Instructions to follow
The entries below should be output exactly as written.

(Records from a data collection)
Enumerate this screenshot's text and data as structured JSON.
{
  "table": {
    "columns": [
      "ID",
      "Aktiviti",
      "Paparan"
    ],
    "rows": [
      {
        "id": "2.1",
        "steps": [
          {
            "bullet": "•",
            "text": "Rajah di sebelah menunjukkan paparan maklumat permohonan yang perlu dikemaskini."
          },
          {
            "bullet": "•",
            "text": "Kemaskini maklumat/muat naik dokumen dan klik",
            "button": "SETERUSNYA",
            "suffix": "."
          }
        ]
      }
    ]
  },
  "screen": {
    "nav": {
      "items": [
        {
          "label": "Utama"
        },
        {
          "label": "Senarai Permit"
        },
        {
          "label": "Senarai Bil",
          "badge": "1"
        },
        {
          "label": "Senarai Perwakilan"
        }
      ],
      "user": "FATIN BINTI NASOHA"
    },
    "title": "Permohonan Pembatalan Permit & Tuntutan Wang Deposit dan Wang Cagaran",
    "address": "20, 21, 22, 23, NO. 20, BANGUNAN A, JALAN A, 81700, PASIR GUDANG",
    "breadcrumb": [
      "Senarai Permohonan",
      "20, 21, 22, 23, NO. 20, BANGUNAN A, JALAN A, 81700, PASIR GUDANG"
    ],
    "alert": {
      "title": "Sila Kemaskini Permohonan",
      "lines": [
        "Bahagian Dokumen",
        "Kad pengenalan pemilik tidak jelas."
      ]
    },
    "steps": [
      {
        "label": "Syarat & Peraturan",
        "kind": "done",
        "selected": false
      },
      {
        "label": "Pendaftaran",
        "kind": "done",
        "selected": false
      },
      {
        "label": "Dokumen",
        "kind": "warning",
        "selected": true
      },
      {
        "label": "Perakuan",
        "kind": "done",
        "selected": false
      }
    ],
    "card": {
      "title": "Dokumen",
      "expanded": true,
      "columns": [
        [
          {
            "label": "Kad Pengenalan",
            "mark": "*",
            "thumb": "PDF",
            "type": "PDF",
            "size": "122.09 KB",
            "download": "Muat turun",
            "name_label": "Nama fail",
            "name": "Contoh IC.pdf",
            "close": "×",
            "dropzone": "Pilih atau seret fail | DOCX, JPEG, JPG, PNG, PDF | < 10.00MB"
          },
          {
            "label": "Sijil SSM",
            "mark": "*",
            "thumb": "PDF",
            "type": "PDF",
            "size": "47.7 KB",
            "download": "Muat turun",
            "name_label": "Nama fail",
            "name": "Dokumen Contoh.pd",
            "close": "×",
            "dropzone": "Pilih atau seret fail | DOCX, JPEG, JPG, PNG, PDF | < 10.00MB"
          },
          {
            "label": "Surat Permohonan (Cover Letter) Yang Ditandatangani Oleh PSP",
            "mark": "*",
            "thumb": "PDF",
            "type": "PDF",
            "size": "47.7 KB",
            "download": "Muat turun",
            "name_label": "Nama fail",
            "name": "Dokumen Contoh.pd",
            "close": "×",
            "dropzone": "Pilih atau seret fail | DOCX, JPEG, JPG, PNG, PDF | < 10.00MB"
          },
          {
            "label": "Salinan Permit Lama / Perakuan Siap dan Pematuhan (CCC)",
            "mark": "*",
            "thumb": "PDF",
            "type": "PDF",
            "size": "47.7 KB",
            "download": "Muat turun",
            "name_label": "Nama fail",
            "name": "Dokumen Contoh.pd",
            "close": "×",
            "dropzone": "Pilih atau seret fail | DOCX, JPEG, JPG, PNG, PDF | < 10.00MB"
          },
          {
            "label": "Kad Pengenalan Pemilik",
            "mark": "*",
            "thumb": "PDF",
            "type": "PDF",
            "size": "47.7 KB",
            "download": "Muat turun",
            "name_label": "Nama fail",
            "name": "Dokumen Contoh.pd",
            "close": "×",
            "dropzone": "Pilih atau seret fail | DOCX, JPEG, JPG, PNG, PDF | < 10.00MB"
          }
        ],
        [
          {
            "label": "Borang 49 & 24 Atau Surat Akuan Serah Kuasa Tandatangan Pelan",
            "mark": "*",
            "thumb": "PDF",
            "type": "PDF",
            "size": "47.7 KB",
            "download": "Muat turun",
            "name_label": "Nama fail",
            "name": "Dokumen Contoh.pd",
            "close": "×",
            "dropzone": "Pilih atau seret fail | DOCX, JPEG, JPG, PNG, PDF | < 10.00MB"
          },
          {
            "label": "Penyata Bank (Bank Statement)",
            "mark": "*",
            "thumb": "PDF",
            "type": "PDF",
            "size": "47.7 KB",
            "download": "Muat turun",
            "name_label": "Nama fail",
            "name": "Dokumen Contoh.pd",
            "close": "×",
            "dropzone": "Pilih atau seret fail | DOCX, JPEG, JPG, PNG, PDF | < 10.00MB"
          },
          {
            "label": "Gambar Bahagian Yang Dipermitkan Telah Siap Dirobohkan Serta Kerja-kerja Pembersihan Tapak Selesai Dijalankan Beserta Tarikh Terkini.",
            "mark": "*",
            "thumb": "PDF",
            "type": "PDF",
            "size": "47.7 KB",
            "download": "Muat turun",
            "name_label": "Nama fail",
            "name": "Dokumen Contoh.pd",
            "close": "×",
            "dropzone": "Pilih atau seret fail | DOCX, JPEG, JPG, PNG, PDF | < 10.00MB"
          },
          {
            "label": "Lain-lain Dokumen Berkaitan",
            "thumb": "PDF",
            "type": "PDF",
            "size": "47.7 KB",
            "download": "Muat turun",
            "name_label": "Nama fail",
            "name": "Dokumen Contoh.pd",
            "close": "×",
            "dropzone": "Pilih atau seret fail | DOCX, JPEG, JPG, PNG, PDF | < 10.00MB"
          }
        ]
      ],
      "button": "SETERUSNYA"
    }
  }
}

Solution to the problem
Enumerate this screenshot's text and data as structured JSON.
{
  "table": {
    "columns": [
      "ID",
      "Aktiviti",
      "Paparan"
    ],
    "rows": [
      {
        "id": "2.1",
        "steps": [
          {
            "bullet": "•",
            "text": "Rajah di sebelah menunjukkan paparan maklumat permohonan yang perlu dikemaskini."
          },
          {
            "bullet": "•",
            "text": "Kemaskini maklumat/muat naik dokumen dan klik",
            "button": "SETERUSNYA",
            "suffix": "."
          }
        ]
      }
    ]
  },
  "screen": {
    "nav": {
      "items": [
        {
          "label": "Utama"
        },
        {
          "label": "Senarai Permit"
        },
        {
          "label": "Senarai Bil",
          "badge": "1"
        },
        {
          "label": "Senarai Perwakilan"
        }
      ],
      "user": "FATIN BINTI NASOHA"
    },
    "title": "Permohonan Pembatalan Permit & Tuntutan Wang Deposit dan Wang Cagaran",
    "address": "20, 21, 22, 23, NO. 20, BANGUNAN A, JALAN A, 81700, PASIR GUDANG",
    "breadcrumb": [
      "Senarai Permohonan",
      "20, 21, 22, 23, NO. 20, BANGUNAN A, JALAN A, 81700, PASIR GUDANG"
    ],
    "alert": {
      "title": "Sila Kemaskini Permohonan",
      "lines": [
        "Bahagian Dokumen",
        "Kad pengenalan pemilik tidak jelas."
      ]
    },
    "steps": [
      {
        "label": "Syarat & Peraturan",
        "kind": "done",
        "selected": false
      },
      {
        "label": "Pendaftaran",
        "kind": "done",
        "selected": false
      },
      {
        "label": "Dokumen",
        "kind": "warning",
        "selected": true
      },
      {
        "label": "Perakuan",
        "kind": "done",
        "selected": false
      }
    ],
    "card": {
      "title": "Dokumen",
      "expanded": true,
      "columns": [
        [
          {
            "label": "Kad Pengenalan",
            "mark": "*",
            "thumb": "PDF",
            "type": "PDF",
            "size": "122.09 KB",
            "download": "Muat turun",
            "name_label": "Nama fail",
            "name": "Contoh IC.pdf",
            "close": "×",
            "dropzone": "Pilih atau seret fail | DOCX, JPEG, JPG, PNG, PDF | < 10.00MB"
          },
          {
            "label": "Sijil SSM",
            "mark": "*",
            "thumb": "PDF",
            "type": "PDF",
            "size": "47.7 KB",
            "download": "Muat turun",
            "name_label": "Nama fail",
            "name": "Dokumen Contoh.pd",
            "close": "×",
            "dropzone": "Pilih atau seret fail | DOCX, JPEG, JPG, PNG, PDF | < 10.00MB"
          },
          {
            "label": "Surat Permohonan (Cover Letter) Yang Ditandatangani Oleh PSP",
            "mark": "*",
            "thumb": "PDF",
            "type": "PDF",
            "size": "47.7 KB",
            "download": "Muat turun",
            "name_label": "Nama fail",
            "name": "Dokumen Contoh.pd",
            "close": "×",
            "dropzone": "Pilih atau seret fail | DOCX, JPEG, JPG, PNG, PDF | < 10.00MB"
          },
          {
            "label": "Salinan Permit Lama / Perakuan Siap dan Pematuhan (CCC)",
            "mark": "*",
            "thumb": "PDF",
            "type": "PDF",
            "size": "47.7 KB",
            "download": "Muat turun",
            "name_label": "Nama fail",
            "name": "Dokumen Contoh.pd",
            "close": "×",
            "dropzone": "Pilih atau seret fail | DOCX, JPEG, JPG, PNG, PDF | < 10.00MB"
          },
          {
            "label": "Kad Pengenalan Pemilik",
            "mark": "*",
            "thumb": "PDF",
            "type": "PDF",
            "size": "47.7 KB",
            "download": "Muat turun",
            "name_label": "Nama fail",
            "name": "Dokumen Contoh.pd",
            "close": "×",
            "dropzone": "Pilih atau seret fail | DOCX, JPEG, JPG, PNG, PDF | < 10.00MB"
          }
        ],
        [
          {
            "label": "Borang 49 & 24 Atau Surat Akuan Serah Kuasa Tandatangan Pelan",
            "mark": "*",
            "thumb": "PDF",
            "type": "PDF",
            "size": "47.7 KB",
            "download": "Muat turun",
            "name_label": "Nama fail",
            "name": "Dokumen Contoh.pd",
            "close": "×",
            "dropzone": "Pilih atau seret fail | DOCX, JPEG, JPG, PNG, PDF | < 10.00MB"
          },
          {
            "label": "Penyata Bank (Bank Statement)",
            "mark": "*",
            "thumb": "PDF",
            "type": "PDF",
            "size": "47.7 KB",
            "download": "Muat turun",
            "name_label": "Nama fail",
            "name": "Dokumen Contoh.pd",
            "close": "×",
            "dropzone": "Pilih atau seret fail | DOCX, JPEG, JPG, PNG, PDF | < 10.00MB"
          },
          {
            "label": "Gambar Bahagian Yang Dipermitkan Telah Siap Dirobohkan Serta Kerja-kerja Pembersihan Tapak Selesai Dijalankan Beserta Tarikh Terkini.",
            "mark": "*",
            "thumb": "PDF",
            "type": "PDF",
            "size": "47.7 KB",
            "download": "Muat turun",
            "name_label": "Nama fail",
            "name": "Dokumen Contoh.pd",
            "close": "×",
            "dropzone": "Pilih atau seret fail | DOCX, JPEG, JPG, PNG, PDF | < 10.00MB"
          },
          {
            "label": "Lain-lain Dokumen Berkaitan",
            "thumb": "PDF",
            "type": "PDF",
            "size": "47.7 KB",
            "download": "Muat turun",
            "name_label": "Nama fail",
            "name": "Dokumen Contoh.pd",
            "close": "×",
            "dropzone": "Pilih atau seret fail | DOCX, JPEG, JPG, PNG, PDF | < 10.00MB"
          }
        ]
      ],
      "button": "SETERUSNYA"
    }
  }
}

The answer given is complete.